Work to be completed: Below is the data. Give it again, complete and exact.
## START Supplied information
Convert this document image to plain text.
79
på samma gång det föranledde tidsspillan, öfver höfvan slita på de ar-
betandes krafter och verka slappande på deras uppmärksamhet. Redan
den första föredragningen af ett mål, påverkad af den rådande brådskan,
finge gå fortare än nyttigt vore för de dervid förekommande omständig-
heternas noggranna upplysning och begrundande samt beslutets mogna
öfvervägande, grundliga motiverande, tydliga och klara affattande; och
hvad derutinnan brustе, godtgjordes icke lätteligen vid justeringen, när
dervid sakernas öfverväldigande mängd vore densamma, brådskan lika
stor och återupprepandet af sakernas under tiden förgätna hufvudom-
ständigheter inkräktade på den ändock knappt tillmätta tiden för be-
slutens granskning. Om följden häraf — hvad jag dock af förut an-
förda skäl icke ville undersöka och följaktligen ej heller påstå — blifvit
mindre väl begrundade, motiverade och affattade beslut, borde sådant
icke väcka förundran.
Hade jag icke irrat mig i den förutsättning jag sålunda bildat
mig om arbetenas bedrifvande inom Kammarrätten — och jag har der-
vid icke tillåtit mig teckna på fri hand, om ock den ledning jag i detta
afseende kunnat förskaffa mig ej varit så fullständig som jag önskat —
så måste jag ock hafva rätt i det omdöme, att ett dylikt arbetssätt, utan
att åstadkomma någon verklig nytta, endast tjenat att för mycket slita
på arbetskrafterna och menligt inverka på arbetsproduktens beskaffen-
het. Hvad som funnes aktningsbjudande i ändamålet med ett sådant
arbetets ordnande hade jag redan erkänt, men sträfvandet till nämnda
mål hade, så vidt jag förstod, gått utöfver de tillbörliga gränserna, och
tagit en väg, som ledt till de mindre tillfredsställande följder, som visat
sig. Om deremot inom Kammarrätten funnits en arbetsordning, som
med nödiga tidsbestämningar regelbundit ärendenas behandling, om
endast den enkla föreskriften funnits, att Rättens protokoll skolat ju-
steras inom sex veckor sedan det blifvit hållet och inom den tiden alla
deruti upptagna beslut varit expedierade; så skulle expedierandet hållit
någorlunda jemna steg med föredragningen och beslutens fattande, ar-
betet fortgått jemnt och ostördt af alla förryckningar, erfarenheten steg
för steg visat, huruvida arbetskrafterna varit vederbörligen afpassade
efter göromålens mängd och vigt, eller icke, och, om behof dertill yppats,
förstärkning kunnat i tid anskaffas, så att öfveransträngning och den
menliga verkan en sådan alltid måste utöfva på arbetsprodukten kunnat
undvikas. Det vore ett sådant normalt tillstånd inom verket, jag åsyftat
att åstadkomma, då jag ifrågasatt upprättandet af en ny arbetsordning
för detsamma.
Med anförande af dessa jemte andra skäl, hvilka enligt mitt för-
## END Supplied information
Task answer:
Convert this document image to plain text.
79
på samma gång det föranledde tidsspillan, öfver höfvan slita på de ar-
betandes krafter och verka slappande på deras uppmärksamhet. Redan
den första föredragningen af ett mål, påverkad af den rådande brådskan,
finge gå fortare än nyttigt vore för de dervid förekommande omständig-
heternas noggranna upplysning och begrundande samt beslutets mogna
öfvervägande, grundliga motiverande, tydliga och klara affattande; och
hvad derutinnan brustе, godtgjordes icke lätteligen vid justeringen, när
dervid sakernas öfverväldigande mängd vore densamma, brådskan lika
stor och återupprepandet af sakernas under tiden förgätna hufvudom-
ständigheter inkräktade på den ändock knappt tillmätta tiden för be-
slutens granskning. Om följden häraf — hvad jag dock af förut an-
förda skäl icke ville undersöka och följaktligen ej heller påstå — blifvit
mindre väl begrundade, motiverade och affattade beslut, borde sådant
icke väcka förundran.
Hade jag icke irrat mig i den förutsättning jag sålunda bildat
mig om arbetenas bedrifvande inom Kammarrätten — och jag har der-
vid icke tillåtit mig teckna på fri hand, om ock den ledning jag i detta
afseende kunnat förskaffa mig ej varit så fullständig som jag önskat —
så måste jag ock hafva rätt i det omdöme, att ett dylikt arbetssätt, utan
att åstadkomma någon verklig nytta, endast tjenat att för mycket slita
på arbetskrafterna och menligt inverka på arbetsproduktens beskaffen-
het. Hvad som funnes aktningsbjudande i ändamålet med ett sådant
arbetets ordnande hade jag redan erkänt, men sträfvandet till nämnda
mål hade, så vidt jag förstod, gått utöfver de tillbörliga gränserna, och
tagit en väg, som ledt till de mindre tillfredsställande följder, som visat
sig. Om deremot inom Kammarrätten funnits en arbetsordning, som
med nödiga tidsbestämningar regelbundit ärendenas behandling, om
endast den enkla föreskriften funnits, att Rättens protokoll skolat ju-
steras inom sex veckor sedan det blifvit hållet och inom den tiden alla
deruti upptagna beslut varit expedierade; så skulle expedierandet hållit
någorlunda jemna steg med föredragningen och beslutens fattande, ar-
betet fortgått jemnt och ostördt af alla förryckningar, erfarenheten steg
för steg visat, huruvida arbetskrafterna varit vederbörligen afpassade
efter göromålens mängd och vigt, eller icke, och, om behof dertill yppats,
förstärkning kunnat i tid anskaffas, så att öfveransträngning och den
menliga verkan en sådan alltid måste utöfva på arbetsprodukten kunnat
undvikas. Det vore ett sådant normalt tillstånd inom verket, jag åsyftat
att åstadkomma, då jag ifrågasatt upprättandet af en ny arbetsordning
för detsamma.
Med anförande af dessa jemte andra skäl, hvilka enligt mitt för-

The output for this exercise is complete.